THE PROBLEM:
Images excluded, repeat each entry below exactly.

PROVIDED MATERIAL:
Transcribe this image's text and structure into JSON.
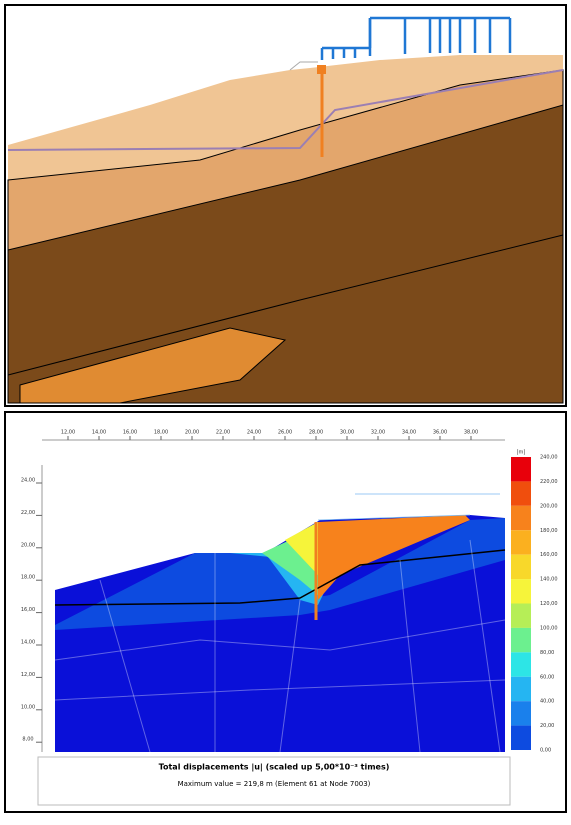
{
  "output_view": {
    "x_ticks": [
      {
        "value": 12,
        "label": "12,00"
      },
      {
        "value": 14,
        "label": "14,00"
      },
      {
        "value": 16,
        "label": "16,00"
      },
      {
        "value": 18,
        "label": "18,00"
      },
      {
        "value": 20,
        "label": "20,00"
      },
      {
        "value": 22,
        "label": "22,00"
      },
      {
        "value": 24,
        "label": "24,00"
      },
      {
        "value": 26,
        "label": "26,00"
      },
      {
        "value": 28,
        "label": "28,00"
      },
      {
        "value": 30,
        "label": "30,00"
      },
      {
        "value": 32,
        "label": "32,00"
      },
      {
        "value": 34,
        "label": "34,00"
      },
      {
        "value": 36,
        "label": "36,00"
      },
      {
        "value": 38,
        "label": "38,00"
      }
    ],
    "y_ticks": [
      {
        "value": 24,
        "label": "24,00"
      },
      {
        "value": 22,
        "label": "22,00"
      },
      {
        "value": 20,
        "label": "20,00"
      },
      {
        "value": 18,
        "label": "18,00"
      },
      {
        "value": 16,
        "label": "16,00"
      },
      {
        "value": 14,
        "label": "14,00"
      },
      {
        "value": 12,
        "label": "12,00"
      },
      {
        "value": 10,
        "label": "10,00"
      },
      {
        "value": 8,
        "label": "8,00"
      }
    ],
    "legend": {
      "unit": "[m]",
      "ticks": [
        {
          "value": 240,
          "label": "240,00"
        },
        {
          "value": 220,
          "label": "220,00"
        },
        {
          "value": 200,
          "label": "200,00"
        },
        {
          "value": 180,
          "label": "180,00"
        },
        {
          "value": 160,
          "label": "160,00"
        },
        {
          "value": 140,
          "label": "140,00"
        },
        {
          "value": 120,
          "label": "120,00"
        },
        {
          "value": 100,
          "label": "100,00"
        },
        {
          "value": 80,
          "label": "80,00"
        },
        {
          "value": 60,
          "label": "60,00"
        },
        {
          "value": 40,
          "label": "40,00"
        },
        {
          "value": 20,
          "label": "20,00"
        },
        {
          "value": 0,
          "label": "0,00"
        }
      ],
      "colors": [
        "#e8000b",
        "#f04e0d",
        "#f7821c",
        "#fbb01f",
        "#f8d82a",
        "#f6f43a",
        "#b6ee57",
        "#6cf08f",
        "#2de5e6",
        "#25b5f2",
        "#1a80ec",
        "#0d4be0"
      ]
    },
    "caption": "Total displacements |u| (scaled up 5,00*10⁻³ times)",
    "max_value": "Maximum value = 219,8 m (Element 61 at Node 7003)"
  }
}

ANSWER BELOW:
Transcribe this image's text and structure into JSON.
{
  "output_view": {
    "x_ticks": [
      {
        "value": 12,
        "label": "12,00"
      },
      {
        "value": 14,
        "label": "14,00"
      },
      {
        "value": 16,
        "label": "16,00"
      },
      {
        "value": 18,
        "label": "18,00"
      },
      {
        "value": 20,
        "label": "20,00"
      },
      {
        "value": 22,
        "label": "22,00"
      },
      {
        "value": 24,
        "label": "24,00"
      },
      {
        "value": 26,
        "label": "26,00"
      },
      {
        "value": 28,
        "label": "28,00"
      },
      {
        "value": 30,
        "label": "30,00"
      },
      {
        "value": 32,
        "label": "32,00"
      },
      {
        "value": 34,
        "label": "34,00"
      },
      {
        "value": 36,
        "label": "36,00"
      },
      {
        "value": 38,
        "label": "38,00"
      }
    ],
    "y_ticks": [
      {
        "value": 24,
        "label": "24,00"
      },
      {
        "value": 22,
        "label": "22,00"
      },
      {
        "value": 20,
        "label": "20,00"
      },
      {
        "value": 18,
        "label": "18,00"
      },
      {
        "value": 16,
        "label": "16,00"
      },
      {
        "value": 14,
        "label": "14,00"
      },
      {
        "value": 12,
        "label": "12,00"
      },
      {
        "value": 10,
        "label": "10,00"
      },
      {
        "value": 8,
        "label": "8,00"
      }
    ],
    "legend": {
      "unit": "[m]",
      "ticks": [
        {
          "value": 240,
          "label": "240,00"
        },
        {
          "value": 220,
          "label": "220,00"
        },
        {
          "value": 200,
          "label": "200,00"
        },
        {
          "value": 180,
          "label": "180,00"
        },
        {
          "value": 160,
          "label": "160,00"
        },
        {
          "value": 140,
          "label": "140,00"
        },
        {
          "value": 120,
          "label": "120,00"
        },
        {
          "value": 100,
          "label": "100,00"
        },
        {
          "value": 80,
          "label": "80,00"
        },
        {
          "value": 60,
          "label": "60,00"
        },
        {
          "value": 40,
          "label": "40,00"
        },
        {
          "value": 20,
          "label": "20,00"
        },
        {
          "value": 0,
          "label": "0,00"
        }
      ],
      "colors": [
        "#e8000b",
        "#f04e0d",
        "#f7821c",
        "#fbb01f",
        "#f8d82a",
        "#f6f43a",
        "#b6ee57",
        "#6cf08f",
        "#2de5e6",
        "#25b5f2",
        "#1a80ec",
        "#0d4be0"
      ]
    },
    "caption": "Total displacements |u| (scaled up 5,00*10⁻³ times)",
    "max_value": "Maximum value = 219,8 m (Element 61 at Node 7003)"
  }
}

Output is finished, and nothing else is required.